Written request: Lines containing the word "Equinócio" need to be counted. Please reply with how many there are, and nothing else.

Data excerpts:
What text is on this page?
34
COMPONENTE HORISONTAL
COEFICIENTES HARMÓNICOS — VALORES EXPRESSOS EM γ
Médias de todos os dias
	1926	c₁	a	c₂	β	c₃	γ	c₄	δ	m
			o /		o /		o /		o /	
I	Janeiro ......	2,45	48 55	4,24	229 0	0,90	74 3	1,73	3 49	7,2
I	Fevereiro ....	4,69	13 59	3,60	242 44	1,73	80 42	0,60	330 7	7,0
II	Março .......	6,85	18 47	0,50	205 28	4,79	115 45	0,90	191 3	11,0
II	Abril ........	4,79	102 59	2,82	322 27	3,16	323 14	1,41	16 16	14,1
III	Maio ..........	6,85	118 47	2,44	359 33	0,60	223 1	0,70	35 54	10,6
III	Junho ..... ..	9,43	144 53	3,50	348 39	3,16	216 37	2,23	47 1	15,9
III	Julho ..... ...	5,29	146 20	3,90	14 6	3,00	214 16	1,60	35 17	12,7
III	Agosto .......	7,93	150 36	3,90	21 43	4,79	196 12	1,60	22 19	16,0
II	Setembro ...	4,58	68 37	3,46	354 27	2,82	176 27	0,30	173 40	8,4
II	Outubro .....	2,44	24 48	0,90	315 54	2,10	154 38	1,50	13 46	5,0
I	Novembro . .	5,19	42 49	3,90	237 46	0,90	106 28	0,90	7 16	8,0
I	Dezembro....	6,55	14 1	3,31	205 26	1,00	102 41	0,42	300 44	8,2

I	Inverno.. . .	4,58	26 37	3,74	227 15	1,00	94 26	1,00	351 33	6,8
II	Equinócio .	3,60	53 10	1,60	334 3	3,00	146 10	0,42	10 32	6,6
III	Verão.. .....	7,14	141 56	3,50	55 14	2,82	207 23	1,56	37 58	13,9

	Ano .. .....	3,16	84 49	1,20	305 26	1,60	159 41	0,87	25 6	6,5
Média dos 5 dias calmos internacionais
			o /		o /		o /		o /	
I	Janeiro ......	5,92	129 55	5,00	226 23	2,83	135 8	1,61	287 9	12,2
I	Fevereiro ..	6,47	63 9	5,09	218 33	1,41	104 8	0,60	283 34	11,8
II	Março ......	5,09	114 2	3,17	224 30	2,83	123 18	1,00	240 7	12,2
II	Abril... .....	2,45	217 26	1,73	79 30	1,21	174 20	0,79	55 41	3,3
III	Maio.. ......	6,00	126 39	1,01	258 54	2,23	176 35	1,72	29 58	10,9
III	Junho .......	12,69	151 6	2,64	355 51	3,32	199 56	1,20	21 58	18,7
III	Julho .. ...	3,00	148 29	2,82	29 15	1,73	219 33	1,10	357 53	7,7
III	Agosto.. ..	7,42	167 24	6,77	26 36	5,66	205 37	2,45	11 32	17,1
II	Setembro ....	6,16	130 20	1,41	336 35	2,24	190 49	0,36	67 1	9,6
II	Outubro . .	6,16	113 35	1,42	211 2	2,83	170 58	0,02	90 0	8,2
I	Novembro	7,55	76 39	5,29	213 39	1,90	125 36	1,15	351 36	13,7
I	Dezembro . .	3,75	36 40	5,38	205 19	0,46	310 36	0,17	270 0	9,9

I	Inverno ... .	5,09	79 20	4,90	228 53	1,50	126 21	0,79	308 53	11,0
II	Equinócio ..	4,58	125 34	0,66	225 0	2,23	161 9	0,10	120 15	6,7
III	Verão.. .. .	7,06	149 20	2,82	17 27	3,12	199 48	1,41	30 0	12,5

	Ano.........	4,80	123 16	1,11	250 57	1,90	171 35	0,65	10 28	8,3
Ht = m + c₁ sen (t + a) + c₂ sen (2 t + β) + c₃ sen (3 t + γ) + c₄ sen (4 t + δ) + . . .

--

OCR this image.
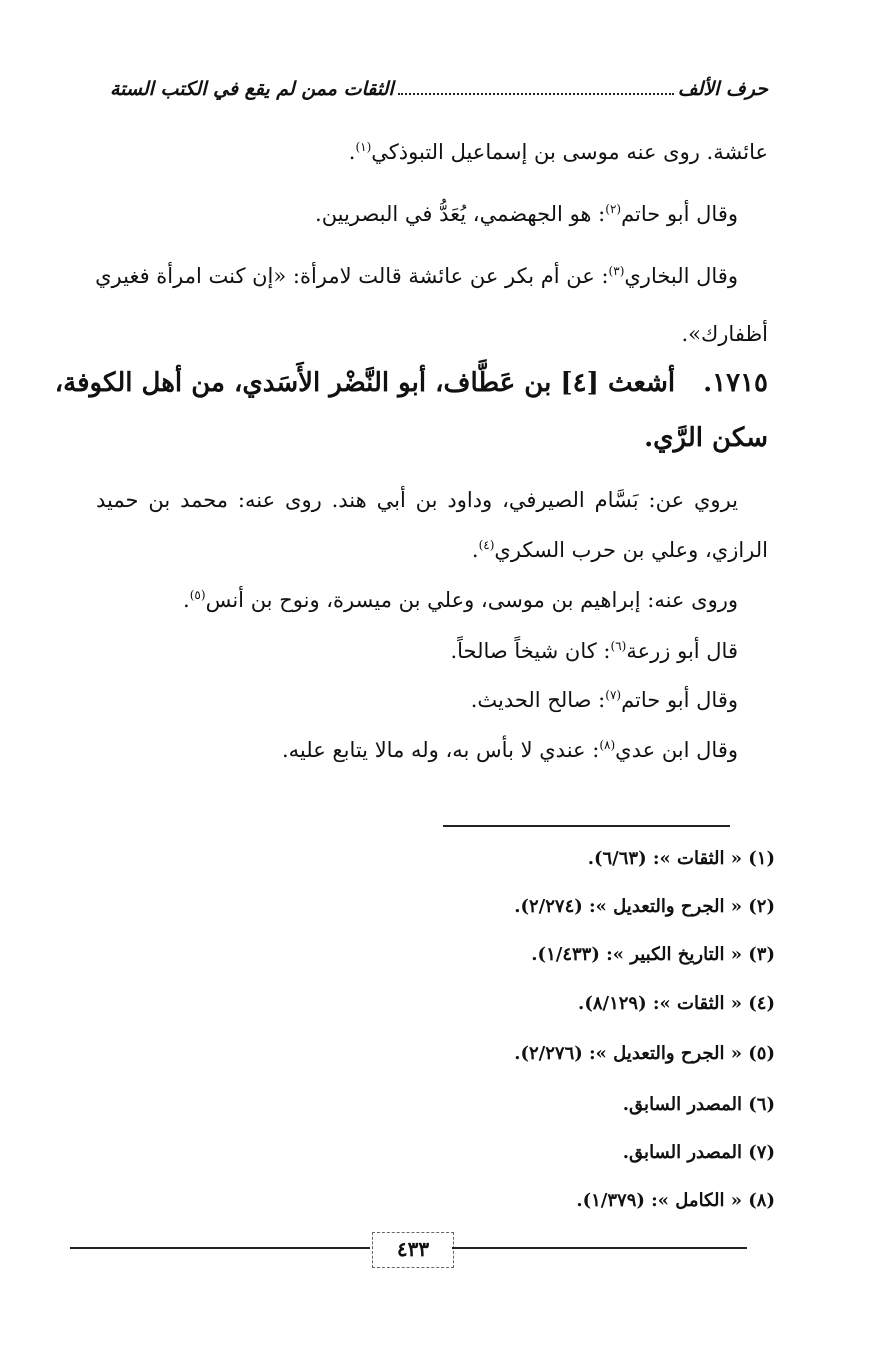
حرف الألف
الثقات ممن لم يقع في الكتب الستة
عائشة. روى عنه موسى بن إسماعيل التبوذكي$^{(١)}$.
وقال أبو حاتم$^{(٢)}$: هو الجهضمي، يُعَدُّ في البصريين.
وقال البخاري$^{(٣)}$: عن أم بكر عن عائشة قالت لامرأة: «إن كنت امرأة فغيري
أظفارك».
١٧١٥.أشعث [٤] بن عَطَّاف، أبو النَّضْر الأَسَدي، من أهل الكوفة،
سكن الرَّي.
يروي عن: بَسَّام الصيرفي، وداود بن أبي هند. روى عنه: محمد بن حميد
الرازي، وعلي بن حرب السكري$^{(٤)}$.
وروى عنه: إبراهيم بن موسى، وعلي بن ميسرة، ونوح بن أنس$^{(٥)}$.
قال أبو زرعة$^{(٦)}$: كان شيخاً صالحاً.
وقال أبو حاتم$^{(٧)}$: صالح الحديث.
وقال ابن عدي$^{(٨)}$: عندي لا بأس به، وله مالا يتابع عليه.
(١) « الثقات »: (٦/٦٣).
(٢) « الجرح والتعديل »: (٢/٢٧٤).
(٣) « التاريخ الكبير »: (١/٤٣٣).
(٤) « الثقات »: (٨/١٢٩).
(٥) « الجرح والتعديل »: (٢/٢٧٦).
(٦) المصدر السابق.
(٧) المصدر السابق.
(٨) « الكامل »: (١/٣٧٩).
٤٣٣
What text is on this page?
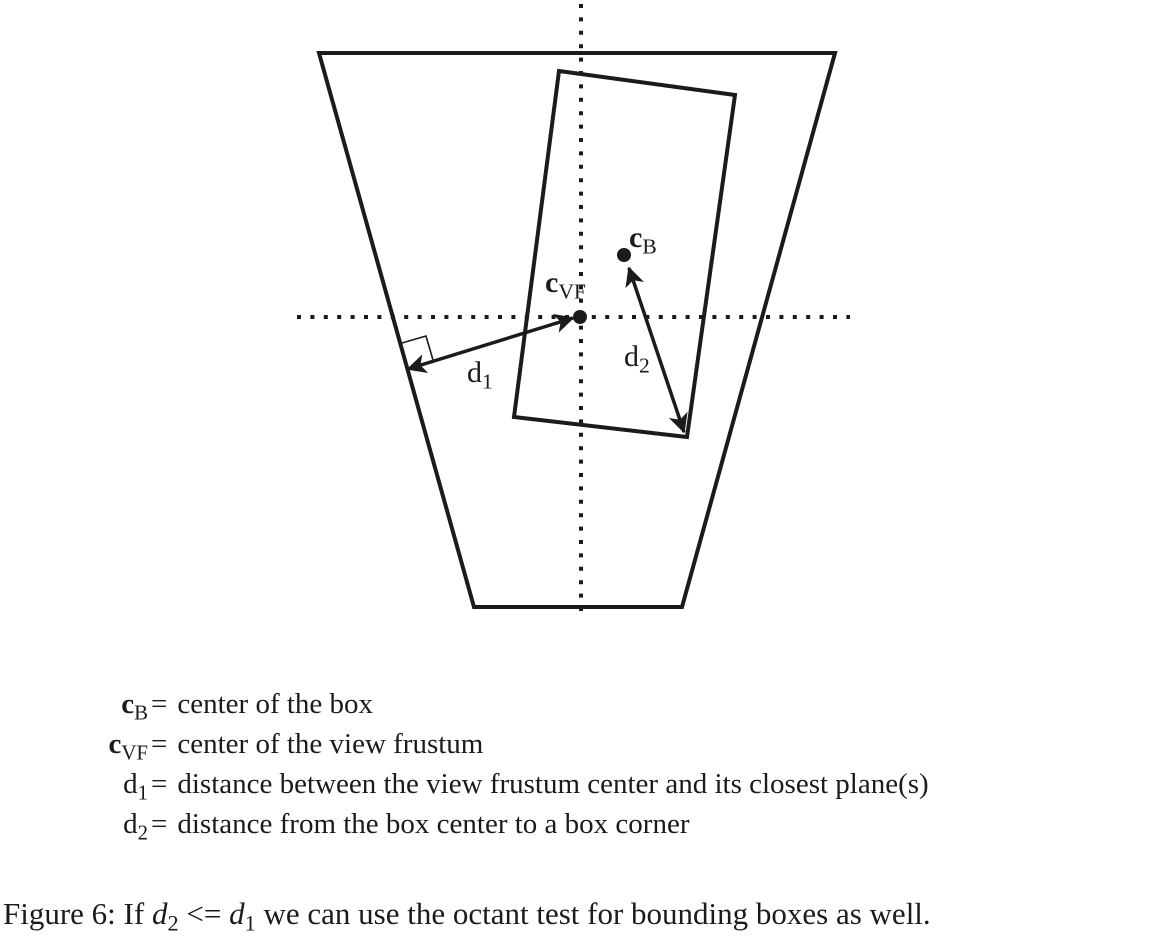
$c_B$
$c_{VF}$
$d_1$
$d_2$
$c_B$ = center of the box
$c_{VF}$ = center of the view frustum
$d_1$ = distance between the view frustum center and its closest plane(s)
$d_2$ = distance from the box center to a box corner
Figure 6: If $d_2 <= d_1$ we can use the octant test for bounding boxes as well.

Reply: 2